* GOAL: Look at the entries below and reproduce them exactly.

* INPUT RECORDS:
%%
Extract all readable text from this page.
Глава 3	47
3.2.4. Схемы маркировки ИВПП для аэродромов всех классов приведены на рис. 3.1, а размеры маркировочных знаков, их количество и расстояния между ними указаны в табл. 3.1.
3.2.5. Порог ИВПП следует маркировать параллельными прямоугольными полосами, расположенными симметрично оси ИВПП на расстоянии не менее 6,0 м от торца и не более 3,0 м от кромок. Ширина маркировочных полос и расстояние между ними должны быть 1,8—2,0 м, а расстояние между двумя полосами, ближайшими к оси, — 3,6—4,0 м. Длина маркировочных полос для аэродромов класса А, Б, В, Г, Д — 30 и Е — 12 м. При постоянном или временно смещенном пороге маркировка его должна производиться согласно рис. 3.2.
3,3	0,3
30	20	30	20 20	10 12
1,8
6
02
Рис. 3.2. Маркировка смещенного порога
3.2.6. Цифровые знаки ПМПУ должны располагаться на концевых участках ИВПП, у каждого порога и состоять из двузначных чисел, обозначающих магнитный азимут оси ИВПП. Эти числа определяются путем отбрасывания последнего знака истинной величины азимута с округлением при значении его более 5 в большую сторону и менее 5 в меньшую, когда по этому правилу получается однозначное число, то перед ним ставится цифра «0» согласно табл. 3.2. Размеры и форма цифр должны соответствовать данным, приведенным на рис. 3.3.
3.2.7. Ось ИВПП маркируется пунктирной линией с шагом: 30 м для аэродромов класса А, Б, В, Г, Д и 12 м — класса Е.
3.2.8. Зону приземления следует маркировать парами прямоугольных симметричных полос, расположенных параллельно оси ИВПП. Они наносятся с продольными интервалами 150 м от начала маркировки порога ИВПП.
%%
* RESPONSE FOR THIS EXERCISE:
Extract all readable text from this page.
Глава 3	47
3.2.4. Схемы маркировки ИВПП для аэродромов всех классов приведены на рис. 3.1, а размеры маркировочных знаков, их количество и расстояния между ними указаны в табл. 3.1.
3.2.5. Порог ИВПП следует маркировать параллельными прямоугольными полосами, расположенными симметрично оси ИВПП на расстоянии не менее 6,0 м от торца и не более 3,0 м от кромок. Ширина маркировочных полос и расстояние между ними должны быть 1,8—2,0 м, а расстояние между двумя полосами, ближайшими к оси, — 3,6—4,0 м. Длина маркировочных полос для аэродромов класса А, Б, В, Г, Д — 30 и Е — 12 м. При постоянном или временно смещенном пороге маркировка его должна производиться согласно рис. 3.2.
3,3	0,3
30	20	30	20 20	10 12
1,8
6
02
Рис. 3.2. Маркировка смещенного порога
3.2.6. Цифровые знаки ПМПУ должны располагаться на концевых участках ИВПП, у каждого порога и состоять из двузначных чисел, обозначающих магнитный азимут оси ИВПП. Эти числа определяются путем отбрасывания последнего знака истинной величины азимута с округлением при значении его более 5 в большую сторону и менее 5 в меньшую, когда по этому правилу получается однозначное число, то перед ним ставится цифра «0» согласно табл. 3.2. Размеры и форма цифр должны соответствовать данным, приведенным на рис. 3.3.
3.2.7. Ось ИВПП маркируется пунктирной линией с шагом: 30 м для аэродромов класса А, Б, В, Г, Д и 12 м — класса Е.
3.2.8. Зону приземления следует маркировать парами прямоугольных симметричных полос, расположенных параллельно оси ИВПП. Они наносятся с продольными интервалами 150 м от начала маркировки порога ИВПП.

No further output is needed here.